◆ DATA EXTRACT
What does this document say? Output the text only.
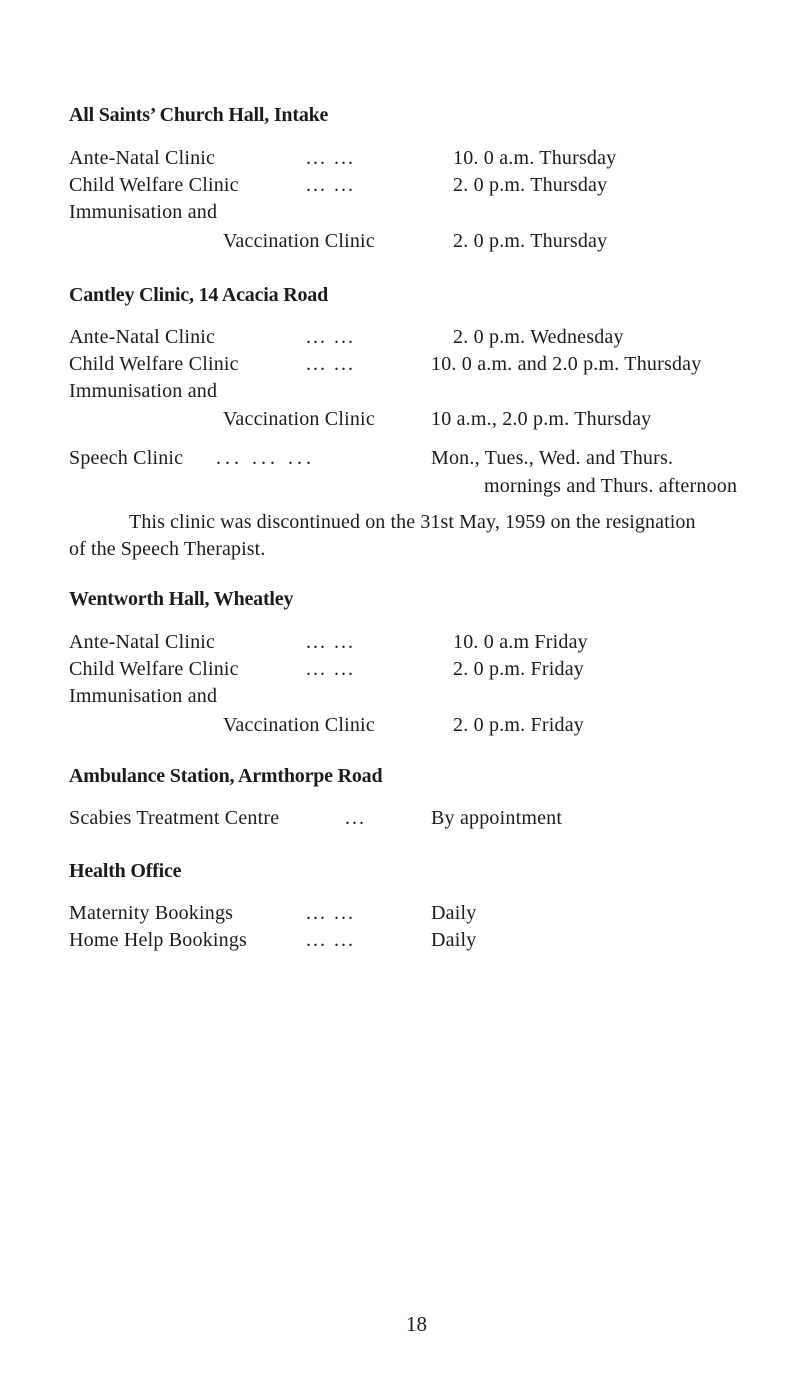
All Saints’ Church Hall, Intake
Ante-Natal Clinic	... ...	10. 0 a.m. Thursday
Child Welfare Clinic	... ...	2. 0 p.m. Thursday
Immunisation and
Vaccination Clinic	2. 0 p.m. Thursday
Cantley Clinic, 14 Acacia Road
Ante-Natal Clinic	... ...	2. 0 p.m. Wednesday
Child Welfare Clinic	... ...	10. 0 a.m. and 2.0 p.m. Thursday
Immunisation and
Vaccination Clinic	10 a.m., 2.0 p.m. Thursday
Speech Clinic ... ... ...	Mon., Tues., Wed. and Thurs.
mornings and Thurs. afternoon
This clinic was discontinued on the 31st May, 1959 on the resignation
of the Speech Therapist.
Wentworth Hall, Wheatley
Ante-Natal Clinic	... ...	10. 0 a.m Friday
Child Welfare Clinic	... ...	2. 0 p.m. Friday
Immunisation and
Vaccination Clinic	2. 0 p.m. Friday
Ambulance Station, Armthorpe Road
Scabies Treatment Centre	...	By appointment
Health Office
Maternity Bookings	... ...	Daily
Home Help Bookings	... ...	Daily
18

◆ INSTRUCTION
List all lines in the material containing the string "Vaccination".

◆ ANSWER TO THE PROBLEM
Vaccination Clinic	2. 0 p.m. Thursday
Vaccination Clinic	10 a.m., 2.0 p.m. Thursday
Vaccination Clinic	2. 0 p.m. Friday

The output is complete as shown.